Work required: Show every line in the records below that contains the word "sous".

Provided data:
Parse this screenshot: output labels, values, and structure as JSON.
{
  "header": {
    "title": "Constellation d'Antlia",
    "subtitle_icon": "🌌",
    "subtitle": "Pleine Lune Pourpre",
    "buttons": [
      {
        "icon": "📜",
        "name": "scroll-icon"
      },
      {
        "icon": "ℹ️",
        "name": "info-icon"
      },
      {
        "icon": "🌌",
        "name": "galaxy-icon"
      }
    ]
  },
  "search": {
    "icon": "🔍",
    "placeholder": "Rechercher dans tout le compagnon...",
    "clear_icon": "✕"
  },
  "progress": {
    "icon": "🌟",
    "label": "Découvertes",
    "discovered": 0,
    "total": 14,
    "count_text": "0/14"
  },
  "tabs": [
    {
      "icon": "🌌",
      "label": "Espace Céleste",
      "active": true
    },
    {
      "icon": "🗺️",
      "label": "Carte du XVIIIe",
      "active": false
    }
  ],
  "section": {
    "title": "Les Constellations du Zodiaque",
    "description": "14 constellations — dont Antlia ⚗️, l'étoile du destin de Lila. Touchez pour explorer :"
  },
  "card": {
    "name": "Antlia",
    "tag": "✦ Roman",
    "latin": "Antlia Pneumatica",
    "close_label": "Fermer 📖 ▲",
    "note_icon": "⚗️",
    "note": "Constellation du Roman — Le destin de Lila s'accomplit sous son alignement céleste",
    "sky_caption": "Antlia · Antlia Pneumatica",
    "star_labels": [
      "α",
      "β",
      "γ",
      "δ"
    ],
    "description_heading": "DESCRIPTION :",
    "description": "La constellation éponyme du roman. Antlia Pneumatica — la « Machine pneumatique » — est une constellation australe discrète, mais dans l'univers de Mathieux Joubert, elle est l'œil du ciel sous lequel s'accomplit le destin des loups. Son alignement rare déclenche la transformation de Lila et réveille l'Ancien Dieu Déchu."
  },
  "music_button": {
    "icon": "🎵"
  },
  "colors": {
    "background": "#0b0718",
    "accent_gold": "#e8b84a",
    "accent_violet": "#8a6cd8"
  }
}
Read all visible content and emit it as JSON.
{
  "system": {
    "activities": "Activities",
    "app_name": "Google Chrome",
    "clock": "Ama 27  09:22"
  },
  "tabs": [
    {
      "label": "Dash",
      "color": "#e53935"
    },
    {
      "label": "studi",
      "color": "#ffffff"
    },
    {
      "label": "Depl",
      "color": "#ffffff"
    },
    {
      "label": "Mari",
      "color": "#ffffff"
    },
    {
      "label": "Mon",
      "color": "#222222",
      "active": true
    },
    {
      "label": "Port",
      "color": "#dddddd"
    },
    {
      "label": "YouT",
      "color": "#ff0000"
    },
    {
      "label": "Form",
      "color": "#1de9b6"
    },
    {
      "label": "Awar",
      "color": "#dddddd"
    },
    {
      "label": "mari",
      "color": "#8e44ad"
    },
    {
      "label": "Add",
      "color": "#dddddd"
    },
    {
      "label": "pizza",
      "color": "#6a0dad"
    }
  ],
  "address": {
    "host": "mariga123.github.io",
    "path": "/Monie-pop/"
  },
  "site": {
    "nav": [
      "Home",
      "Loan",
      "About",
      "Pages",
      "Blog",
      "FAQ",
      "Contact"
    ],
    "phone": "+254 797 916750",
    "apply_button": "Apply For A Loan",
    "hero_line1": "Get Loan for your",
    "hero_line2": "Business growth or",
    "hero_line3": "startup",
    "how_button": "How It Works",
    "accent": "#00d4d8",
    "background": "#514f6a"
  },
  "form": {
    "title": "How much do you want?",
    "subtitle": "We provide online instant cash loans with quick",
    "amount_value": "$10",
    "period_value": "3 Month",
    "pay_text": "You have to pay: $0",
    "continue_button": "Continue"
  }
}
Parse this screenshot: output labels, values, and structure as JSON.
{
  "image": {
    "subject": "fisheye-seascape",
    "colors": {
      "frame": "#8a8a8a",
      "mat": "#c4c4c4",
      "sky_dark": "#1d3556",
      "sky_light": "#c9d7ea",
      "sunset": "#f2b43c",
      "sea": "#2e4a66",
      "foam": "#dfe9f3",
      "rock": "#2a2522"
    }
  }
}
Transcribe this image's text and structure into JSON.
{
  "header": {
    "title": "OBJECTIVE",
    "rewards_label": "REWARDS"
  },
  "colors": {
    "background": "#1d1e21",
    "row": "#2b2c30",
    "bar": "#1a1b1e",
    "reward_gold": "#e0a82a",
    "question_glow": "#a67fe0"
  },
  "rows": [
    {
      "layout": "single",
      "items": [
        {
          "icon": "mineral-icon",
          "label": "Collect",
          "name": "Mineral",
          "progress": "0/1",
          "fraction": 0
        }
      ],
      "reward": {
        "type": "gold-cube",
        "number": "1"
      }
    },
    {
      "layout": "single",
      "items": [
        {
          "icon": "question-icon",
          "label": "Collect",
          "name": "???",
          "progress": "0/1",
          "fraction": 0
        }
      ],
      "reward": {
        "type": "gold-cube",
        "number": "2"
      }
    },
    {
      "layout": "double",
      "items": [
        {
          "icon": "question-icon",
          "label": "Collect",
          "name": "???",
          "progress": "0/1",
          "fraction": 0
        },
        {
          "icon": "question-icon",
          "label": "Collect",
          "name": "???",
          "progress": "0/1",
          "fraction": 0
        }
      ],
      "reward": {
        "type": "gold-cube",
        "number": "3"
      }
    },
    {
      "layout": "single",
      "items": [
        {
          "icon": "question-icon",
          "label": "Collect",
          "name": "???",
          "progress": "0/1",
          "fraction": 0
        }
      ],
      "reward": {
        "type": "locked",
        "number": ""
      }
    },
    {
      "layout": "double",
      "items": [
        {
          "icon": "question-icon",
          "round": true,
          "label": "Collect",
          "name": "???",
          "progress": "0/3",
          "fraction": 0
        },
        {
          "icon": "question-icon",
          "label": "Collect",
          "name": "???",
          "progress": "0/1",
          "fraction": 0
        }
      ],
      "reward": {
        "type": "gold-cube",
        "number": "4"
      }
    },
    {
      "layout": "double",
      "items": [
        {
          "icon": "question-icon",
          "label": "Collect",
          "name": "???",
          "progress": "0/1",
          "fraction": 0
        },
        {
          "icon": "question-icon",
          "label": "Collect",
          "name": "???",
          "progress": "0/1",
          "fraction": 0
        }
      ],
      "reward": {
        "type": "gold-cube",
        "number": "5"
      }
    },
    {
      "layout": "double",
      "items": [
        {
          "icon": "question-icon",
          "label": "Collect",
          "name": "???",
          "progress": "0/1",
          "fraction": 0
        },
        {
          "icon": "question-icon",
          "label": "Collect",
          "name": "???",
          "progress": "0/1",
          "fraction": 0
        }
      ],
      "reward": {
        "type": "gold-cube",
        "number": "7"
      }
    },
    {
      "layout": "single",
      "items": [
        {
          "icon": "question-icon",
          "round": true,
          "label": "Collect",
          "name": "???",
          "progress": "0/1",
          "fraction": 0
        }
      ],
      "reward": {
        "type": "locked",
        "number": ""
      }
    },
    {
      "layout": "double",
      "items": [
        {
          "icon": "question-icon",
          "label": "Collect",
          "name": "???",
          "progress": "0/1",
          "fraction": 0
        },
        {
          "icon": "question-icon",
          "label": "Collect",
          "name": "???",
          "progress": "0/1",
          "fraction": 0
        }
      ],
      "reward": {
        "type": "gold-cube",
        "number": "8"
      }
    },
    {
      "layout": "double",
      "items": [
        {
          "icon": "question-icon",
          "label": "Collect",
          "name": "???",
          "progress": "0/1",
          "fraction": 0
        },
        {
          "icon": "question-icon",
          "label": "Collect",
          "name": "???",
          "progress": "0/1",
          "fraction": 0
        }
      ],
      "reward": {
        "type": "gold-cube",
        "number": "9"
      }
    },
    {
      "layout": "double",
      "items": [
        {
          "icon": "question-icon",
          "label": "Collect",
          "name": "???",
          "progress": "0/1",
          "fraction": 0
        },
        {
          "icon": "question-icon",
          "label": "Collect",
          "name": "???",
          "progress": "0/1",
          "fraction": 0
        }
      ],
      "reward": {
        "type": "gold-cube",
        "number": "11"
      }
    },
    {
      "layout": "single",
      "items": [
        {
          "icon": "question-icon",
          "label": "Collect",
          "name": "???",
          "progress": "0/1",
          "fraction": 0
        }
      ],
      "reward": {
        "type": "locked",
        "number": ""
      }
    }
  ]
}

Written solution:
    "note": "Constellation du Roman — Le destin de Lila s'accomplit sous son alignement céleste",
    "description": "La constellation éponyme du roman. Antlia Pneumatica — la « Machine pneumatique » — est une constellation australe discrète, mais dans l'univers de Mathieux Joubert, elle est l'œil du ciel sous lequel s'accomplit le destin des loups. Son alignement rare déclenche la transformation de Lila et réveille l'Ancien Dieu Déchu."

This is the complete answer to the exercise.